Bagian Dokumen:
⁂

Struktur pengetahuan manusia menunjukkan tingkatan-tingkatan
dalam hal menangkap kebenaran. Setiap tingkat pengetahuan dalam struktur
tersebut menunjukkan tingkat kebenaran yang berbeda. Pengetahuan inderawi
merupakan struktur terendah dalam struktur tersebut. Tingkat pengetahuan yang
lebih tinggi adalah pengetahuan rasional dan intuitif. Tingkat yang lebih
rendah menangkap kebenaran secara tidak lengkap, tidak terstruktur, dan
pada umumnya kabur, khususnya pada pengetahuan inderawi dan naluri. Oleh sebab
itulah pengetahuan ini harus dilengkapi dengan pengetahuan yang lebih tinggi.
Pada tingkat pengetahuan rasional-ilmiah, manusia melakukan penataan
pengetahuannya agar terstruktur dengan jelas.
Filsafat ilmu memiliki tiga cabang kajian yaitu ontologi,
epistemologi dan aksiologi. Ontologi membahas tentang apa itu realitas. Dalam
hubungannya dengan ilmu pengetahuan, filsafat ini membahas tentang apa yang
bisa dikategorikan sebagai objek ilmu pengetahuan.
Dalam ilmu pengetahuan modern, realitas hanya dibatasi pada hal-hal yang
bersifat materi dan kuantitatif. Ini tidak terlepas dari pandangan yang
materialistik-sekularistik. Kuantifikasi objek ilmu pengetahuan berari bahwa
aspek-aspek alam yang bersifat kualitatif menjadi diabaikan. Epistemologis
membahas masalah metodologi ilmu pengetahuan. Dalam ilmu pengetahuan modern,
jalan bagi diperolehnya ilmu pengetahuanadalah metode ilmiah dengan pilar utamanya
rasionalisme dan empirisme.Aksiologi Menyangkut tujuan
diciptakanya ilmu pengetahuan. Mempertimbangkan aspek pragmatis dan
materialistis.
Dari semua pengetahuan, maka ilmu
merupakan pengetahuan yang aspek ontologi, epistemologi, dan aksiologinya telah
jauh lebih berkembang
dibandingkan dengan pengetahuan-pengetahuan lain, dilaksanakan secara konsekuen
dan penuh disiplin. misalnya hukum-hukum, teori-teori, ataupun rumus-rumus
filsafat, juga kenyataan yang dikenal dan diungkapkan. Mereka muncul dan berkembang maju
sampai pada taraf kesadaran dalam diri pengenal dan masyarakat pengenal.
Kebenaran dapat dikelompokkan dalam tiga makna: kebenaran moral, kebenaran
logis, dan kebenaran metafisik. Kebenaran moral menjadi bahasa, etika, ia
menunjukkan hubungan antara yang kita nyatakan dengan apa yang kita rasakan.

⁂

Data Tercatat:
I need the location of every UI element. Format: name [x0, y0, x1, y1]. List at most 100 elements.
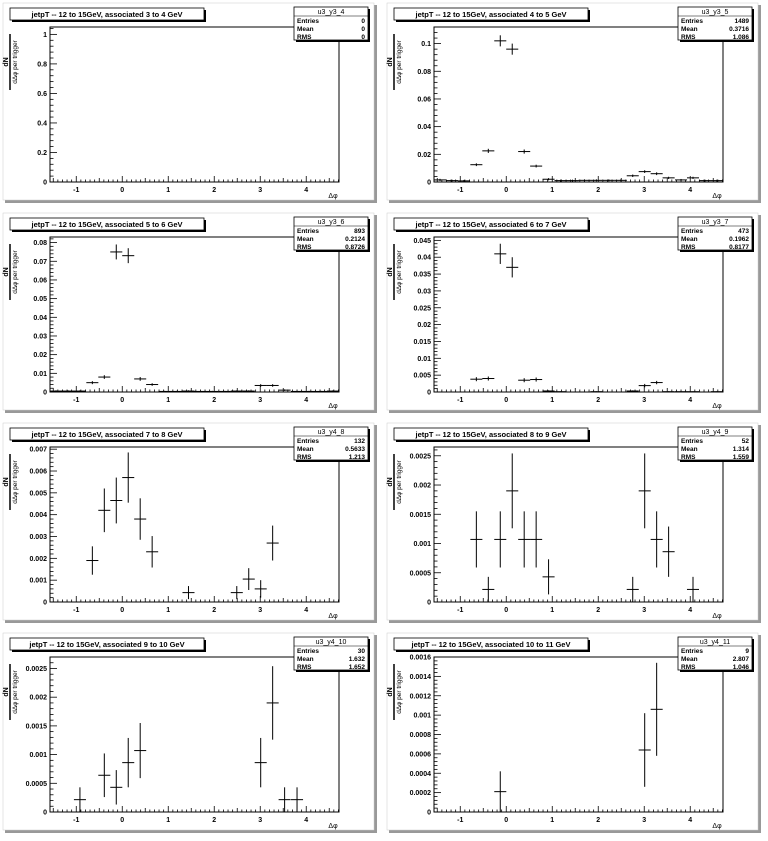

⁂

Arahan Tugas:
Kutiplah secara persis bagian teks tentang filsafat ilmu di atas, mulai dari kata-kata "Kebenaran dapat dikelompokkan" sampai dengan "yang kita rasakan.".

Hasil Pengerjaan:
Kebenaran dapat dikelompokkan dalam tiga makna: kebenaran moral, kebenaran
logis, dan kebenaran metafisik. Kebenaran moral menjadi bahasa, etika, ia
menunjukkan hubungan antara yang kita nyatakan dengan apa yang kita rasakan.